** Start **
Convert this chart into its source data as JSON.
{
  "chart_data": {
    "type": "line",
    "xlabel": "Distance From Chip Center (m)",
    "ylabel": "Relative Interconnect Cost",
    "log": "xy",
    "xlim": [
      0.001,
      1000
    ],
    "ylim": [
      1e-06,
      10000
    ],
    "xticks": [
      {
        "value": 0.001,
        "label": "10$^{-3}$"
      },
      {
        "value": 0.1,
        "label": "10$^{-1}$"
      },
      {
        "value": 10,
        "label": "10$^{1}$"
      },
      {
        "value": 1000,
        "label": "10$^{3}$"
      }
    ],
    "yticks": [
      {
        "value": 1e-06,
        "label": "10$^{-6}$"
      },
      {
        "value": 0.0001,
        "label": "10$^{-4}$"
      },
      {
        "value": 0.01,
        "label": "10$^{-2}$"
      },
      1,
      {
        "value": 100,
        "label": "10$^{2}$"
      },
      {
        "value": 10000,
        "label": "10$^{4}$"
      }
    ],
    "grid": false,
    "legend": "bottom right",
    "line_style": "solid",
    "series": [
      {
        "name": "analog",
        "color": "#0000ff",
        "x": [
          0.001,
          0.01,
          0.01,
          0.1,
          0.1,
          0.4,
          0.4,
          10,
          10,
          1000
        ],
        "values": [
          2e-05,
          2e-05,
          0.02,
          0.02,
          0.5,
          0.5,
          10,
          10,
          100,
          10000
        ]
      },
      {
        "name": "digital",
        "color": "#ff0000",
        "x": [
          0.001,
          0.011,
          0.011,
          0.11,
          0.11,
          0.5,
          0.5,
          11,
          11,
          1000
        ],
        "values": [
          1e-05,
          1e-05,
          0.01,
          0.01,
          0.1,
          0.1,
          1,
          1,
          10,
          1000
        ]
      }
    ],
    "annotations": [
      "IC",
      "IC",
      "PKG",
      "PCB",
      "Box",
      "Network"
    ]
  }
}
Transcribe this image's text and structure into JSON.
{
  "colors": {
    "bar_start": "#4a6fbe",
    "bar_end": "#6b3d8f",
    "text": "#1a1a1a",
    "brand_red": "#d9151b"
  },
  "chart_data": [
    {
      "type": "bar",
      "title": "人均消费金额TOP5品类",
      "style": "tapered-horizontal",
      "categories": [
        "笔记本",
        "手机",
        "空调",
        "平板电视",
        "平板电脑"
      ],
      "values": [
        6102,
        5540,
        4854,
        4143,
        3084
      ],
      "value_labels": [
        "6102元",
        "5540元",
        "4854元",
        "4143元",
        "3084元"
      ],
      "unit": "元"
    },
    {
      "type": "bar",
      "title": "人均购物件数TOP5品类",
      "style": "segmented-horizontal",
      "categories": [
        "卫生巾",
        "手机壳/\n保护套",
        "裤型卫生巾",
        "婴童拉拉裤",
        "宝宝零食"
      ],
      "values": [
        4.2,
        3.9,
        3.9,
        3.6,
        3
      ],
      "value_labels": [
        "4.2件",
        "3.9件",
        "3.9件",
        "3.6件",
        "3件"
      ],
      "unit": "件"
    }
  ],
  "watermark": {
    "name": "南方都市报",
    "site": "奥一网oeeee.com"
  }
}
** End **
** Start **
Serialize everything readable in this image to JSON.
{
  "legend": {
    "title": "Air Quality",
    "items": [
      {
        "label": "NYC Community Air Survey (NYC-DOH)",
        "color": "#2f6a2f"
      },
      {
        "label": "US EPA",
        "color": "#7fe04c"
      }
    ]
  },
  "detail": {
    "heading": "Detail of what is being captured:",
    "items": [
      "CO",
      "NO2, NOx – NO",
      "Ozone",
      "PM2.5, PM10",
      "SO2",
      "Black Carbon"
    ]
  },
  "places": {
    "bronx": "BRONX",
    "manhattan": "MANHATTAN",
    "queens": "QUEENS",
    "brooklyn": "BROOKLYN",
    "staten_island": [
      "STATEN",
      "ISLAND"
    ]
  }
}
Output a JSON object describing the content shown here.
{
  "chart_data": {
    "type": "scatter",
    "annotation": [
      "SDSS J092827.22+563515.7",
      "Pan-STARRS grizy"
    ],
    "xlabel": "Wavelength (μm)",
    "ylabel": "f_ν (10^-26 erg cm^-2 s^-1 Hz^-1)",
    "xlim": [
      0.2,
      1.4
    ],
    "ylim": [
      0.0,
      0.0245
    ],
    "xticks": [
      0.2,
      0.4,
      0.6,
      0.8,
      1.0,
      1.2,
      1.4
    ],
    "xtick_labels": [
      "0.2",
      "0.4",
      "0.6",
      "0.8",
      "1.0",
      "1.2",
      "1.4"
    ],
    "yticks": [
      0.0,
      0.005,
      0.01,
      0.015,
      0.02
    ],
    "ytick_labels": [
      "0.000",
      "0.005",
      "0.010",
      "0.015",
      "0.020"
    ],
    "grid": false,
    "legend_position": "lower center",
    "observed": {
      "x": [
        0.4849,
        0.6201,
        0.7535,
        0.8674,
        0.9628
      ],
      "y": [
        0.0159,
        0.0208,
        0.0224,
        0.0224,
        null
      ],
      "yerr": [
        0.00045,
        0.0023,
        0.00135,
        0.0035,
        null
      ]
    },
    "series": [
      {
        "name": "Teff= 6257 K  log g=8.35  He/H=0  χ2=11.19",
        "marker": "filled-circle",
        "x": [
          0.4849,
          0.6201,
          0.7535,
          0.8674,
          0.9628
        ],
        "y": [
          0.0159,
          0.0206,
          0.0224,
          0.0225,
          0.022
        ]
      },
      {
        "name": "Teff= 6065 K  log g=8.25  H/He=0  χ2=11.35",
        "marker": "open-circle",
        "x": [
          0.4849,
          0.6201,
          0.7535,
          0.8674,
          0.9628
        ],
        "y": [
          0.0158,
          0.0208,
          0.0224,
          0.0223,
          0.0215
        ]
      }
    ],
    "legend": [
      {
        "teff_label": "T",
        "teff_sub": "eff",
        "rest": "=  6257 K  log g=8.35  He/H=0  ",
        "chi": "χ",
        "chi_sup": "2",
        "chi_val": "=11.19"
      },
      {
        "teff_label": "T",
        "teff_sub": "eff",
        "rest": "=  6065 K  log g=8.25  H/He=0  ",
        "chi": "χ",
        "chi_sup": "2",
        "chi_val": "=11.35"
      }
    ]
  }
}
** End **
**WRITTEN PROBLEM:** Extract every line from the records above that contains the word "name".

**ANSWER:**
        "name": "analog",
        "name": "digital",
    "name": "南方都市报",
        "name": "Teff= 6257 K  log g=8.35  He/H=0  χ2=11.19",
        "name": "Teff= 6065 K  log g=8.25  H/He=0  χ2=11.35",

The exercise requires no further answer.